Problem: Leave out the pictures; transcribe all else exactly.

Items from a data source:

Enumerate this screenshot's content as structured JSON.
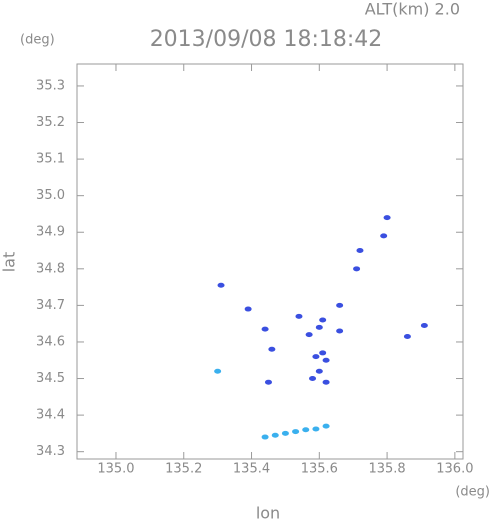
{
  "chart_data": {
    "type": "scatter",
    "altitude_label": "ALT(km) 2.0",
    "title": "2013/09/08 18:18:42",
    "y_unit": "(deg)",
    "x_unit": "(deg)",
    "ylabel": "lat",
    "xlabel": "lon",
    "xlim": [
      134.885,
      136.024
    ],
    "ylim": [
      34.28,
      35.36
    ],
    "xticks": [
      {
        "value": 135.0,
        "label": "135.0"
      },
      {
        "value": 135.2,
        "label": "135.2"
      },
      {
        "value": 135.4,
        "label": "135.4"
      },
      {
        "value": 135.6,
        "label": "135.6"
      },
      {
        "value": 135.8,
        "label": "135.8"
      },
      {
        "value": 136.0,
        "label": "136.0"
      }
    ],
    "yticks": [
      {
        "value": 34.3,
        "label": "34.3"
      },
      {
        "value": 34.4,
        "label": "34.4"
      },
      {
        "value": 34.5,
        "label": "34.5"
      },
      {
        "value": 34.6,
        "label": "34.6"
      },
      {
        "value": 34.7,
        "label": "34.7"
      },
      {
        "value": 34.8,
        "label": "34.8"
      },
      {
        "value": 34.9,
        "label": "34.9"
      },
      {
        "value": 35.0,
        "label": "35.0"
      },
      {
        "value": 35.1,
        "label": "35.1"
      },
      {
        "value": 35.2,
        "label": "35.2"
      },
      {
        "value": 35.3,
        "label": "35.3"
      }
    ],
    "series": [
      {
        "color": "#3a4fe0",
        "x": [
          135.8,
          135.79,
          135.72,
          135.71,
          135.31,
          135.66,
          135.39,
          135.54,
          135.61,
          135.44,
          135.6,
          135.91,
          135.86,
          135.61,
          135.46,
          135.59,
          135.62,
          135.6,
          135.58,
          135.62,
          135.45,
          135.57,
          135.66
        ],
        "y": [
          34.94,
          34.89,
          34.85,
          34.8,
          34.755,
          34.7,
          34.69,
          34.67,
          34.66,
          34.635,
          34.64,
          34.645,
          34.615,
          34.57,
          34.58,
          34.56,
          34.55,
          34.52,
          34.5,
          34.49,
          34.49,
          34.62,
          34.63
        ]
      },
      {
        "color": "#3ab0ee",
        "x": [
          135.3,
          135.44,
          135.47,
          135.5,
          135.53,
          135.56,
          135.59,
          135.62
        ],
        "y": [
          34.52,
          34.34,
          34.345,
          34.35,
          34.355,
          34.36,
          34.362,
          34.37
        ]
      }
    ]
  }
}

Answer for this exercise:
Enumerate this screenshot's content as structured JSON.
{
  "chart_data": {
    "type": "scatter",
    "altitude_label": "ALT(km) 2.0",
    "title": "2013/09/08 18:18:42",
    "y_unit": "(deg)",
    "x_unit": "(deg)",
    "ylabel": "lat",
    "xlabel": "lon",
    "xlim": [
      134.885,
      136.024
    ],
    "ylim": [
      34.28,
      35.36
    ],
    "xticks": [
      {
        "value": 135.0,
        "label": "135.0"
      },
      {
        "value": 135.2,
        "label": "135.2"
      },
      {
        "value": 135.4,
        "label": "135.4"
      },
      {
        "value": 135.6,
        "label": "135.6"
      },
      {
        "value": 135.8,
        "label": "135.8"
      },
      {
        "value": 136.0,
        "label": "136.0"
      }
    ],
    "yticks": [
      {
        "value": 34.3,
        "label": "34.3"
      },
      {
        "value": 34.4,
        "label": "34.4"
      },
      {
        "value": 34.5,
        "label": "34.5"
      },
      {
        "value": 34.6,
        "label": "34.6"
      },
      {
        "value": 34.7,
        "label": "34.7"
      },
      {
        "value": 34.8,
        "label": "34.8"
      },
      {
        "value": 34.9,
        "label": "34.9"
      },
      {
        "value": 35.0,
        "label": "35.0"
      },
      {
        "value": 35.1,
        "label": "35.1"
      },
      {
        "value": 35.2,
        "label": "35.2"
      },
      {
        "value": 35.3,
        "label": "35.3"
      }
    ],
    "series": [
      {
        "color": "#3a4fe0",
        "x": [
          135.8,
          135.79,
          135.72,
          135.71,
          135.31,
          135.66,
          135.39,
          135.54,
          135.61,
          135.44,
          135.6,
          135.91,
          135.86,
          135.61,
          135.46,
          135.59,
          135.62,
          135.6,
          135.58,
          135.62,
          135.45,
          135.57,
          135.66
        ],
        "y": [
          34.94,
          34.89,
          34.85,
          34.8,
          34.755,
          34.7,
          34.69,
          34.67,
          34.66,
          34.635,
          34.64,
          34.645,
          34.615,
          34.57,
          34.58,
          34.56,
          34.55,
          34.52,
          34.5,
          34.49,
          34.49,
          34.62,
          34.63
        ]
      },
      {
        "color": "#3ab0ee",
        "x": [
          135.3,
          135.44,
          135.47,
          135.5,
          135.53,
          135.56,
          135.59,
          135.62
        ],
        "y": [
          34.52,
          34.34,
          34.345,
          34.35,
          34.355,
          34.36,
          34.362,
          34.37
        ]
      }
    ]
  }
}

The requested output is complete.